>> BEGIN ROWS
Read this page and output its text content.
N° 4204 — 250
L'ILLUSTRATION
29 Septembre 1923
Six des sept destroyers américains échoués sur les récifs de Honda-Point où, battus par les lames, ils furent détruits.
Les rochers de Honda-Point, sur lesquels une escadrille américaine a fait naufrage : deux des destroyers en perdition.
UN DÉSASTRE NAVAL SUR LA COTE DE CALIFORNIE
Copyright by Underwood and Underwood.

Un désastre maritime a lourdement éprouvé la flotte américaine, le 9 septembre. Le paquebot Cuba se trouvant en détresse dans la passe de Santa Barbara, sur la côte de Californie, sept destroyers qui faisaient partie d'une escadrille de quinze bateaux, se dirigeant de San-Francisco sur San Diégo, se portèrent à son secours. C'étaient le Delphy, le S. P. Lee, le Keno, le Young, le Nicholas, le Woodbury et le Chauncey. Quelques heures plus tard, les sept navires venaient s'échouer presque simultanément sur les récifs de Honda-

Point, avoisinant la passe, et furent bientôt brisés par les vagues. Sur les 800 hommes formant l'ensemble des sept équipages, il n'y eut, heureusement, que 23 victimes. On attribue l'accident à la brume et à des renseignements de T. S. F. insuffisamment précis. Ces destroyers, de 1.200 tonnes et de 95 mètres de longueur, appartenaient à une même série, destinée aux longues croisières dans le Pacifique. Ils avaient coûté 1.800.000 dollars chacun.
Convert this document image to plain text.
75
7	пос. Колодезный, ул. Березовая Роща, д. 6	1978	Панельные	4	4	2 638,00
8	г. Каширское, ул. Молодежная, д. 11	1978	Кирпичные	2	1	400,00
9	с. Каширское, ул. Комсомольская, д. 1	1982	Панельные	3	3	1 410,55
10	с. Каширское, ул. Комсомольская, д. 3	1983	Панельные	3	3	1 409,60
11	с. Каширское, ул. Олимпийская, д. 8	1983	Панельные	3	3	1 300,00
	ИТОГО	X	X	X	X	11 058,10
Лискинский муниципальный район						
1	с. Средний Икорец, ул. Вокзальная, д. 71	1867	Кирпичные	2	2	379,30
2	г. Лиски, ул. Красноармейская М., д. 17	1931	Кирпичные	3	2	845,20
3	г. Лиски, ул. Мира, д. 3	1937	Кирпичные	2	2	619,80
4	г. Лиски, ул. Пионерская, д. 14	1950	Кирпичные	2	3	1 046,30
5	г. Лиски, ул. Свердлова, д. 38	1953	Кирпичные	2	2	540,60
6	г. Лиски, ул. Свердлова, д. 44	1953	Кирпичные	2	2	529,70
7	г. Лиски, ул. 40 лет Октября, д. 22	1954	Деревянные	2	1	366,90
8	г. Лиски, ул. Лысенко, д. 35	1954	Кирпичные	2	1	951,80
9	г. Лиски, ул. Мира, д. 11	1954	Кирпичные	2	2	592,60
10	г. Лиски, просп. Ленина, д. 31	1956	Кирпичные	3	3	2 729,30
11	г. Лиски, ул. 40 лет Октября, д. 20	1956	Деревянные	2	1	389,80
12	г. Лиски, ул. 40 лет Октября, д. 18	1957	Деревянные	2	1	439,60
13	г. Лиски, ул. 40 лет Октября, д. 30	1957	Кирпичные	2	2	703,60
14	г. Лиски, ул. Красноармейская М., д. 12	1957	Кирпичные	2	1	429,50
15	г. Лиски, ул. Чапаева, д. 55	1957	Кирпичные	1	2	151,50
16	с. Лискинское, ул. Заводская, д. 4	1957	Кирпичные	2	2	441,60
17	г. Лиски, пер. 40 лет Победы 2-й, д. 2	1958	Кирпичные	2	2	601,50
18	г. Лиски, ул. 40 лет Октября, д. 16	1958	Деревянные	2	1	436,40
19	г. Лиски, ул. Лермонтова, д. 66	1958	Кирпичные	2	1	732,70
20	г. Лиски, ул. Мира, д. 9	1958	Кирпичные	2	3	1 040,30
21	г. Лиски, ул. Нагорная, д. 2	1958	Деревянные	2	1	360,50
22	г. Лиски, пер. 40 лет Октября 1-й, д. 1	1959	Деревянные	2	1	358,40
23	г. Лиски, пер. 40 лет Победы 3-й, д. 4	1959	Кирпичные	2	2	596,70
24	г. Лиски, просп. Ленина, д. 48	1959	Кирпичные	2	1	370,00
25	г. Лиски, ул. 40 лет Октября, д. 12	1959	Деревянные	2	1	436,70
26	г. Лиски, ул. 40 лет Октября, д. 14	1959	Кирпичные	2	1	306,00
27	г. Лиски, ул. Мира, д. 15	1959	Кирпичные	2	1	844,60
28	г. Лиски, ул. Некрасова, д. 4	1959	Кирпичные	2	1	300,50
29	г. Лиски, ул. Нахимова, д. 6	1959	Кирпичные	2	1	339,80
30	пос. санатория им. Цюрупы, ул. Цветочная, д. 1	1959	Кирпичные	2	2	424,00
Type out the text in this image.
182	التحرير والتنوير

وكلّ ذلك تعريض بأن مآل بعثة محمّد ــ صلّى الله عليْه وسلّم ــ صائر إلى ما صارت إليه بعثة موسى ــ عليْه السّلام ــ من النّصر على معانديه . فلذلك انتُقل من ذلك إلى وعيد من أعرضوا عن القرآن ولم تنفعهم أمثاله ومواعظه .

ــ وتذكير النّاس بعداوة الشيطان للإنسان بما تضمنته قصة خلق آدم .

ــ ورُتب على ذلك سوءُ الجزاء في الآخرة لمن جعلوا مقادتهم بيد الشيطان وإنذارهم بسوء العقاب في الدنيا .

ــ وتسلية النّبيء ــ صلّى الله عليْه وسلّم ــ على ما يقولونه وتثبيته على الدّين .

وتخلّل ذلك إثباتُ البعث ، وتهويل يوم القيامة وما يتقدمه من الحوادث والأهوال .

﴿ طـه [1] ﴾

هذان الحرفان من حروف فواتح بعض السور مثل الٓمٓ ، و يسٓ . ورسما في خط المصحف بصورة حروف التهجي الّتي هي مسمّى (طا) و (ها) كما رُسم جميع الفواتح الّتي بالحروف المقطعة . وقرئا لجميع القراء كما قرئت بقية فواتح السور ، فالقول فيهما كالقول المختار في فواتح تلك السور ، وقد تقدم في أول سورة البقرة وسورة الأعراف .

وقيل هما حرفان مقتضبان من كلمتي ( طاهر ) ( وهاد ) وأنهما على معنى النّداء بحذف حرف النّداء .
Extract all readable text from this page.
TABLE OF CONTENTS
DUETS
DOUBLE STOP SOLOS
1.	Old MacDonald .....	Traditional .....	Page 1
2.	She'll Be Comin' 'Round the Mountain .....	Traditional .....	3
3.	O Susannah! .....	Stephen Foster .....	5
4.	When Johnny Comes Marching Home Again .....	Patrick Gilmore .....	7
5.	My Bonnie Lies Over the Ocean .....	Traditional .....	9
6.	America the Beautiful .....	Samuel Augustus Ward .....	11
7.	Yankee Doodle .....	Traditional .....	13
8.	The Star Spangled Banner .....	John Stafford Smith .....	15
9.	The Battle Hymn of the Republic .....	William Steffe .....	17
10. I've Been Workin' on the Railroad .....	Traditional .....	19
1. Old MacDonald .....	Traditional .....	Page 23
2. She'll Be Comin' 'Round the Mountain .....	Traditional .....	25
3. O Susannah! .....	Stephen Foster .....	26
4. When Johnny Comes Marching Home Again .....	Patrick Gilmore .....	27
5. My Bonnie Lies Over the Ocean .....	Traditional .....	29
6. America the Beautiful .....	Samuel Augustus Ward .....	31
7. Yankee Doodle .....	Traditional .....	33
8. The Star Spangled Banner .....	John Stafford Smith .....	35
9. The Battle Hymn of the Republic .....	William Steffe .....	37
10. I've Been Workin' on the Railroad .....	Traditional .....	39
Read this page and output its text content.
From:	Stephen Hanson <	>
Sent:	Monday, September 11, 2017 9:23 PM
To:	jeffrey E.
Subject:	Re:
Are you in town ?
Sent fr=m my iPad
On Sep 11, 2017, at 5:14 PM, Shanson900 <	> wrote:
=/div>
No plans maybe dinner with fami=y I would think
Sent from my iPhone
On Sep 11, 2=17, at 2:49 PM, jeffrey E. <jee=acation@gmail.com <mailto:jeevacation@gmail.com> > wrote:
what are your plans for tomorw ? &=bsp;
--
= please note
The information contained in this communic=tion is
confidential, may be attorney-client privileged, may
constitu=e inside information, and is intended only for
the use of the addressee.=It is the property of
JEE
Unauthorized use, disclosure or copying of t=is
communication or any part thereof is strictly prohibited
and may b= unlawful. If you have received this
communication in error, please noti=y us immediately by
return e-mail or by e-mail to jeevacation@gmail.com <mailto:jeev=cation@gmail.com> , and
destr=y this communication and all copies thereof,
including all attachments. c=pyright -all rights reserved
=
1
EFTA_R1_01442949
>> END ROWS
* SET PROBLEM *
Show the lines from the data above that contain the string "Johnny".

* RESPONSE *
4.	When Johnny Comes Marching Home Again .....	Patrick Gilmore .....	7
4. When Johnny Comes Marching Home Again .....	Patrick Gilmore .....	27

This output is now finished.